Problem details:
What is the number of lines holding the word "designados"? Write that number and nothing else.
*** Data excerpts
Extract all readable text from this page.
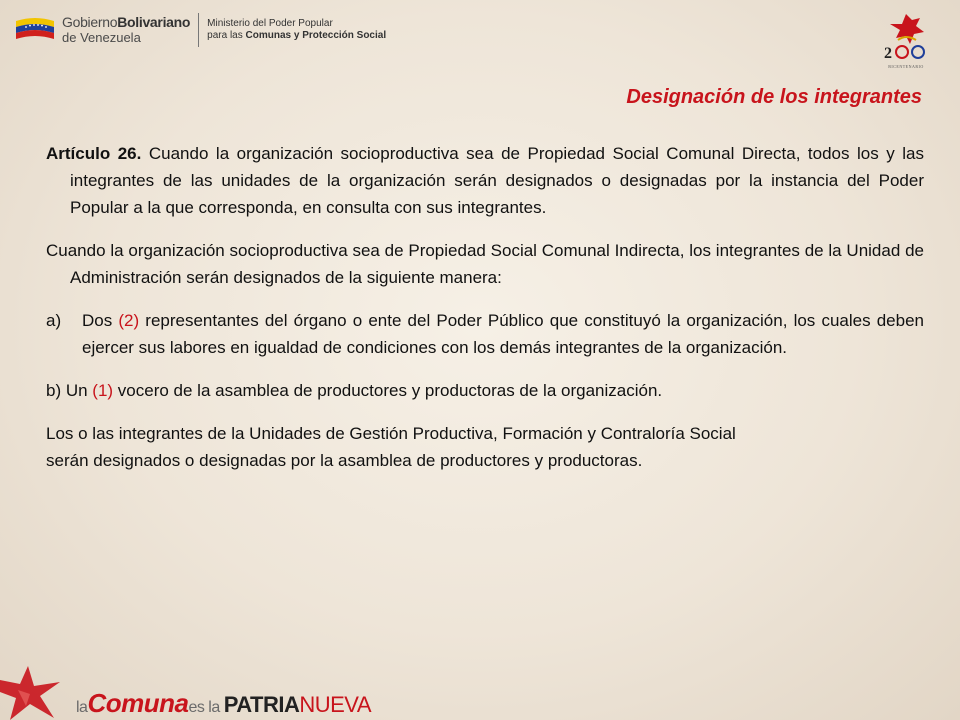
GobiernoBolivariano
de Venezuela
Ministerio del Poder Popular
para las Comunas y Protección Social
2
BICENTENARIO
Designación de los integrantes

Artículo 26. Cuando la organización socioproductiva sea de Propiedad Social Comunal Directa, todos los y las integrantes de las unidades de la organización serán designados o designadas por la instancia del Poder Popular a la que corresponda, en consulta con sus integrantes.

Cuando la organización socioproductiva sea de Propiedad Social Comunal Indirecta, los integrantes de la Unidad de Administración serán designados de la siguiente manera:

a)	Dos (2) representantes del órgano o ente del Poder Público que constituyó la organización, los cuales deben ejercer sus labores en igualdad de condiciones con los demás integrantes de la organización.

b) Un (1) vocero de la asamblea de productores y productoras de la organización.

Los o las integrantes de la Unidades de Gestión Productiva, Formación y Contraloría Social serán designados o designadas por la asamblea de productores y productoras.

laComunaes la PATRIANUEVA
******
Solved problem:
3